[Recorded data]
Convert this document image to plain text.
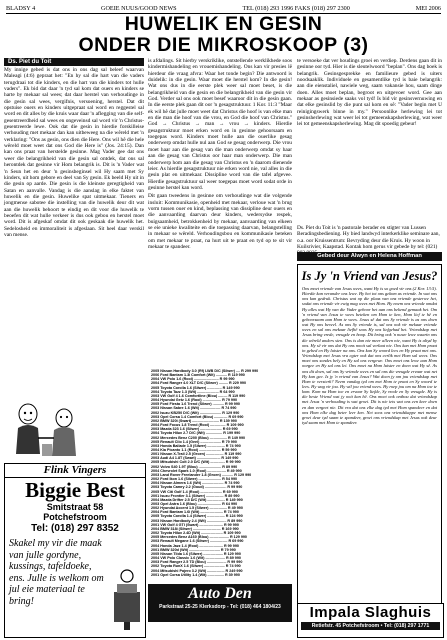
BLADSY 4	GOEIE NUUS/GOOD NEWS	TEL (018) 293 1996 FAKS (018) 297 2300	MEI 2006
HUWELIK EN GESIN
ONDER DIE MIKROSKOOP (3)
Ds. Piet du Toit

My innige gebed is dat ons in ons dag sal beleef waarvan Maleagi (4:6) gepraat het: "En hy sal die hart van die vaders terugdraai tot die kinders, en die hart van die kinders tot hulle vaders". Ek bid dat daar 'n tyd sal kom dat ouers en kinders se harte by mekaar sal wees; dat daar herstel van verhoudinge in die gesin sal wees, vergifnis, versoening, herstel. Dat dit opstuise ouers en kinders uitgepraat sal word en reggestel sal word en dit alles by die kruis waar daar 'n aflegging van die self-gesentreerdheid sal wees en ongeveinsd sal word vir 'n Christus-gesentreerde lewe. Ook dat die gesin in hierdie forskilleise verhouding met mekaar dan kan uitbeweeg na die wêreld met 'n verklaring: "Ons as gesin, ons dien die Here. Ons wil hê die hele wêreld moet weet dat ons God die Here is" (Jos. 24:15). Dan kan ons praat van herstelde gesinne. Mag Vader gee dat ons weer die belangrikheid van die gesin sal ontdek, dat ons sal herontdek dat gesinne vir Hom belangrik is. Dit is 'n Vader wat 'n Seun het en deur 'n gesinsbeginsel wil Hy saam met Sy kinders, uit hom gebore en deel van Sy gesin. Ek beeld Hy uit in die gesin op aarde. Die gesin is die kleinste geregtigheid van Satan en aanvalle. Vandag is die aanslag in elke faktet van huwelik en die gesin. Huwelike spat uitmekaar. Tieners en jongmense sabotee die instelling van die huwelik deur dit wat aan die huwelik behoort te eindig en dit voor die huwelik te beoefen dit wat hulle verkeer is dus ook gebou en herstel moet word. Dit is afgeskaf omdat dit ook geskaak die huwelik het. Sedelosheid en immoraliteit is afgeslaan. Sit heel daar verskil van mense.

is afdalings. Sit hierby verskriklike, ontstellende werklikhede soos kindermishandeling en vrouemishandeling. Ons kan vir presies lê hierdeur die vraag afvra: Waar het tonde begin? Die antwoord is duidelik: in die gesin. Waar moet die herstel kom? In die gesin! Wat ons dus in die eerste plek weer sal moet beset, is die belangrikheid van die gesin en die belangrikheid van die gesin vir God. Verder sal ons ook moet besef waaroor dit in die gesin gaan. In die eerste plek gaan dit oor 'n gesagstruktuur. 1 Kor. 11:3 "Maar ek wil hê dat julle moet weet dat Christus die hoof is van elke man en die man die hoof van die vrou, en God die hoof van Christus." God → Christus → man → vrou → kinders. Hierdie gesagstruktuur moet erken word en in gesinne gehoorsaam en toegepas word. Kinders moet hulle aan die ouerlike gesag onderwerp omdat hulle nul aan God se gesag onderwerp. Die vrou moet haar aan die gesag van die man onderwerp omdat sy haar aan die gesag van Christus oor haar man onderwerp. Die man onderwerp hom aan die gesag van Christus en 'n daarom dienende leier. As hierdie gesagstruktuur nie erken word nie, val alles in die gesin plat en uitmekaar. Dissipline word van die tafel afgevee. Hierdie gesagstruktuur sal weer toegepas moet word sodat orde in gesinne herstel kan word.

Dit gaan tweedens in gesinne om verhoudinge wat die volgende insluit: Kommunikasie, openheid met mekaar, verloue wat 'n brug vorm tussen ouer en kind, beplassing van dissipline deur ouers en die aanvaarding daarvan deur kinders, wedersydse respek, buigsaamheid, betrokkenheid by mekaar, aanvaarding van elkeen se eie unieke kwaliteite en die toepassing daarvan, belangstelling in mekaar se wêreld. Verhoudingsbou en kommunikasie beteken om met mekaar te praat, na hurt uit te praat en tyd op te sit vir mekaar te spandeer.

te versoeke dat ver houdings groei en verdiep. Derdens gaan dit in gesinne oor tyd. Hier is die sleutelwoord "beplan". Ons dag boek is belangrik. Gesinsgesprekke en familieure gebed is uiters noodsaaklik. Individuele en gesamentlike tyd is baie belangrik: aan die eienstaliel, nawiele weg, saam vakansie hou, saam dinge doen. Alles moet beplan, begroot en uitgevoer word. Gee aan mekaar as gesinsiede saaks vol tyd! Is bid vir gesinsvernuwing en dat elke gesinslid by die punt sal kom en sê: "Vader begin met U reinigingswerk binne in my." Persoonlike herlewing lei tot gesinsherlewing wat weer lei tot gemeenskapsherlewing, wat weer lei tot gemeenskapsherlewing. Mag dit spoedig gebeur!

Flink Vingers
Biggie Best
Smitstraat 58
Potchefstroom
Tel: (018) 297 8352
Skakel my vir die maak van julle gordyne, kussings, tafeldoeke, ens. Julle is welkom om jul eie materiaal te bring!
2005 Nissan Hardbody 3.0 (Rf) LWB D/C (Silwer) .... R 299 990
2006 Ford Bantam 1.3i Comfort (Wit) ........... R 119 990
2004 VW Polo 1.6 (Rooi) ........................ R 99 990
2004 Ford Ranger 4.0 XLT D/C (Silwer) ......... R 229 990
2005 Toyota Corolla 1.6 (Silwer) .............. R 149 990
2004 Toyota Tazz 1.3 (Wit) ..................... R 64 990
2003 VW Golf 4 1.6 Comfortline (Blou) ......... R 119 990
2004 Hyundai Getz 1.6 (Rooi) .................. R 79 990
2005 Ford Fiesta 1.6 Trend (Silwer) ........... R 99 990
2003 Nissan Sabre 1.6 (Wit) .................... R 74 990
2002 Isuzu KB250 D/C (Wit) ..................... R 129 990
2003 Opel Corsa 1.4 Comfort (Blou) ............. R 69 990
2002 BMW 320i (Swart) .......................... R 139 990
2004 Ford Focus 1.8 Trend (Rooi) ............... R 109 990
2003 Mazda 323 1.6 (Silwer) ..................... R 69 990
2004 Toyota Hilux 2.7 D/C (Wit) ................ R 199 990
2002 Mercedes Benz C200 (Blou) ................. R 149 990
2005 Renault Clio 1.4 (Geel) .................... R 79 990
2003 Honda Ballade 1.5 (Silwer) ................. R 74 990
2004 Kia Picanto 1.1 (Rooi) ..................... R 59 990
2001 Nissan X-Trail 2.5 (Groen) ................. R 119 990
2003 Audi A4 1.8T (Swart) ....................... R 149 990
2005 Mitsubishi Colt 2.0 D/C (Wit) .............. R 99 990
2002 Volvo S40 1.9T (Blou) ...................... R 89 990
2004 Chevrolet Spark 1.0 (Rooi) .................. R 49 990
2003 Land Rover Freelander 1.8 (Groen) ........... R 129 990
2002 Ford Ikon 1.6 (Silwer) ...................... R 54 990
2004 Nissan Almera 1.6 (Wit) ..................... R 74 990
2003 Toyota Camry 2.2 (Goud) ..................... R 99 990
2005 VW Citi Golf 1.4 (Rooi) ..................... R 69 990
2001 Isuzu Frontier 3.1 (Silwer) ................. R 89 990
2004 Mazda Drifter 2.5 D/C (Wit) ................. R 149 990
2003 Opel Astra 1.6 (Blou) ....................... R 64 990
2002 Hyundai Accent 1.5 (Silwer) ................. R 49 990
2004 Ford Bantam 1.6i (Wit) ...................... R 74 990
2005 Toyota Corolla 1.4 (Silwer) ................. R 124 990
2003 Nissan Hardbody 2.4 (Wit) ................... R 89 990
2001 VW Golf 4 GTI (Swart) ....................... R 99 990
2004 BMW 318i (Silwer) ........................... R 169 990
2002 Toyota Hilux 2.4D (Wit) ..................... R 109 990
2005 Mercedes Benz A160 (Blou) ................... R 129 990
2003 Renault Megane 1.6 (Silwer) ................. R 69 990
2004 Honda Jazz 1.4 (Rooi) ....................... R 99 990
2001 BMW 320d (Wit) .............................. R 79 990
2005 Nissan Tiida 1.6 (Silwer) ................... R 129 990
2004 VW Polo Classic 1.6 (Wit) ................... R 89 990
2003 Ford Ranger 2.5 TD (Blou) ................... R 99 990
2002 Toyota RunX 1.6 (Silwer) .................... R 74 990
2004 Mitsubishi Pajero 3.2 (Wit) ................. R 249 990
2001 Opel Corsa Utility 1.4 (Wit) ................ R 39 990
Auto Den
Parkstraat 25-25 Klerksdorp - Tel: (018) 464 1804/23
Ds. Piet du Toit is 'n pastorale berader en stigter van Lussen Beradingsbediening. Hy bied landwyd interkerklike seminare aan, o.a. oor Kruissentrum: Bevryding deur die Kruis. Hy woon in Kuilsrivier, Kaapstad. Kontak hom gerus vir gebede by tel: (021)
Gebed deur Alwyn en Helena Hoffman
Is Jy 'n Vriend van Jesus?
Ons moet vriende van Jesus wees, want Hy is so goed vir ons (2 Kor. 13:5). Hierdie kan verander ons lewe. Hy het tot ons gekom as vriende. In wat ons ons kan gedruk. Christus wat op die plaas van ons vriende gesterwe het, sodat ons vriende vir ewig mag wees met Hom. Hy noem ons vriende omdat Hy alles wat Hy van die Vader gehoor het aan ons bekend gemaak het. Om 'n vriend van Jesus te wees beteken om Hom te ken, Hom lief te hê en gehoorsaam aan Hom te wees. Jesus sê dat ons Sy vriende is as ons doen wat Hy ons beveel. As ons Sy vriende is, sal ons ook vir mekaar vriende wees en sal ons mekaar liefhê soos Hy ons liefgehad het. Vriendskap met Jesus bring vrede, vreugde en hoop. Dit bring ook 'n nuwe lewe waarin ons die wêreld anders sien. Ons is dan nie meer alleen nie, want Hy is altyd by ons. Hy sê vir ons dat Hy ons nooit sal verlaat nie. Ons kan met Hom praat in gebed en Hy luister na ons. Ons kan Sy woord lees en Hy praat met ons. Vriendskap met Jesus vra egter ook dat ons eerlik met Hom sal wees. Ons moet ons sondes bely en Hy sal ons vergewe. Ons moet ons lewe aan Hom oorgee en Hy sal ons lei. Ons moet na Hom luister en doen wat Hy sê. As ons dit doen, sal ons Sy vriende wees en sal ons die vreugde ervaar wat net Hy kan gee. Is jy 'n vriend van Jesus? Wat doen jy om jou vriendskap met Hom te versterk? Neem vandag tyd om met Hom te praat en Sy woord te lees. Hy wag vir jou. Hy wil jou vriend wees. Hy roep jou om na Hom toe te kom. Kom na Hom toe en ervaar Sy liefde, Sy vrede en Sy vreugde. Hy is die beste Vriend wat jy ooit kan hê. Ons moet ook onthou dat vriendskap met Jesus 'n verhouding is wat groei. Dit is nie iets wat ons een keer doen en dan vergeet nie. Dit vra dat ons elke dag tyd met Hom spandeer en dat ons Hom elke dag beter leer ken. Net soos ons vriendskappe met mense groei deur tyd saam te spandeer, groei ons vriendskap met Jesus ook deur tyd saam met Hom te spandeer.
Impala Slaghuis
Retiefstr. 45 Potchefstroom • Tel: (018) 297 1771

### Required task:
In the material above, find the lines that contain "Isuzu" and show them.

### Answer for the task:
2002 Isuzu KB250 D/C (Wit) ..................... R 129 990
2001 Isuzu Frontier 3.1 (Silwer) ................. R 89 990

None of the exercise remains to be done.